> [TO BE DONE]:
Begin at the line below that contains "Read all visible content and emit it as JSON.". Repeat it and all remaining lines of the records exactly.

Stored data
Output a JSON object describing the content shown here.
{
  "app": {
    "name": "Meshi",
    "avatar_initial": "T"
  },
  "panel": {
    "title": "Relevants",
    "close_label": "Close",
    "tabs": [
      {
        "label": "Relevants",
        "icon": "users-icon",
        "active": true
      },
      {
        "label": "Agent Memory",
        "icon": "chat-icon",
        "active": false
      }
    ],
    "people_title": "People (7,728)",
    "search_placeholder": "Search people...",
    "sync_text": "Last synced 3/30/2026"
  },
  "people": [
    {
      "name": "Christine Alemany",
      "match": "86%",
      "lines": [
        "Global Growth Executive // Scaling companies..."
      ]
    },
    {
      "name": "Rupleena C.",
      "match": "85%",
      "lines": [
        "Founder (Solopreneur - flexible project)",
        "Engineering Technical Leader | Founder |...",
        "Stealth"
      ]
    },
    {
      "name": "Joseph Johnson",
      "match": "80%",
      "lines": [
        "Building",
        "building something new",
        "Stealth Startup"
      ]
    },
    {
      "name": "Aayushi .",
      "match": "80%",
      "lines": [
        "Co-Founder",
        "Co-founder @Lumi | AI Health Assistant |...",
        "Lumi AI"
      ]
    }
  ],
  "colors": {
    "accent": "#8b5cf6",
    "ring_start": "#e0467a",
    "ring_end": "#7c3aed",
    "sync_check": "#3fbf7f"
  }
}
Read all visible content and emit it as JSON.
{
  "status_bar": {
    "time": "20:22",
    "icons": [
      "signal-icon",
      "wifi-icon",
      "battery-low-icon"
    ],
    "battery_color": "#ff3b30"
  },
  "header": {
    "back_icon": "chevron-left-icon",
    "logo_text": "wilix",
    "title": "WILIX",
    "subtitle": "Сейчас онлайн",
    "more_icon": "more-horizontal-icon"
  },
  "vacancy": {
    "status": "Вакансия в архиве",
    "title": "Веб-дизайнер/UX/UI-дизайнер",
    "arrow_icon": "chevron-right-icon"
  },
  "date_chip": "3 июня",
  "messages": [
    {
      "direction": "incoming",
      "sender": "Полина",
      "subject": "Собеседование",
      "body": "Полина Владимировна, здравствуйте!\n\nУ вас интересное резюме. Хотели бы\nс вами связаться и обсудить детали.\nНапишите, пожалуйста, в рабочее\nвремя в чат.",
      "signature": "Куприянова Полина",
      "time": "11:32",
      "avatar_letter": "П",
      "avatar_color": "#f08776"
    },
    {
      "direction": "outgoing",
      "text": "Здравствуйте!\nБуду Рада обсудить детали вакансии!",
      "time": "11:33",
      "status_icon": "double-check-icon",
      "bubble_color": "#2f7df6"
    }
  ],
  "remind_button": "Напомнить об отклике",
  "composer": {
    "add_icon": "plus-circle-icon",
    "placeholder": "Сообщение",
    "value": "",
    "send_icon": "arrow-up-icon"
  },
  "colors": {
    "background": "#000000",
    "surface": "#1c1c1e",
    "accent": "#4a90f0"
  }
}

> [THE COMPLETED TASK]:
Read all visible content and emit it as JSON.
{
  "status_bar": {
    "time": "20:22",
    "icons": [
      "signal-icon",
      "wifi-icon",
      "battery-low-icon"
    ],
    "battery_color": "#ff3b30"
  },
  "header": {
    "back_icon": "chevron-left-icon",
    "logo_text": "wilix",
    "title": "WILIX",
    "subtitle": "Сейчас онлайн",
    "more_icon": "more-horizontal-icon"
  },
  "vacancy": {
    "status": "Вакансия в архиве",
    "title": "Веб-дизайнер/UX/UI-дизайнер",
    "arrow_icon": "chevron-right-icon"
  },
  "date_chip": "3 июня",
  "messages": [
    {
      "direction": "incoming",
      "sender": "Полина",
      "subject": "Собеседование",
      "body": "Полина Владимировна, здравствуйте!\n\nУ вас интересное резюме. Хотели бы\nс вами связаться и обсудить детали.\nНапишите, пожалуйста, в рабочее\nвремя в чат.",
      "signature": "Куприянова Полина",
      "time": "11:32",
      "avatar_letter": "П",
      "avatar_color": "#f08776"
    },
    {
      "direction": "outgoing",
      "text": "Здравствуйте!\nБуду Рада обсудить детали вакансии!",
      "time": "11:33",
      "status_icon": "double-check-icon",
      "bubble_color": "#2f7df6"
    }
  ],
  "remind_button": "Напомнить об отклике",
  "composer": {
    "add_icon": "plus-circle-icon",
    "placeholder": "Сообщение",
    "value": "",
    "send_icon": "arrow-up-icon"
  },
  "colors": {
    "background": "#000000",
    "surface": "#1c1c1e",
    "accent": "#4a90f0"
  }
}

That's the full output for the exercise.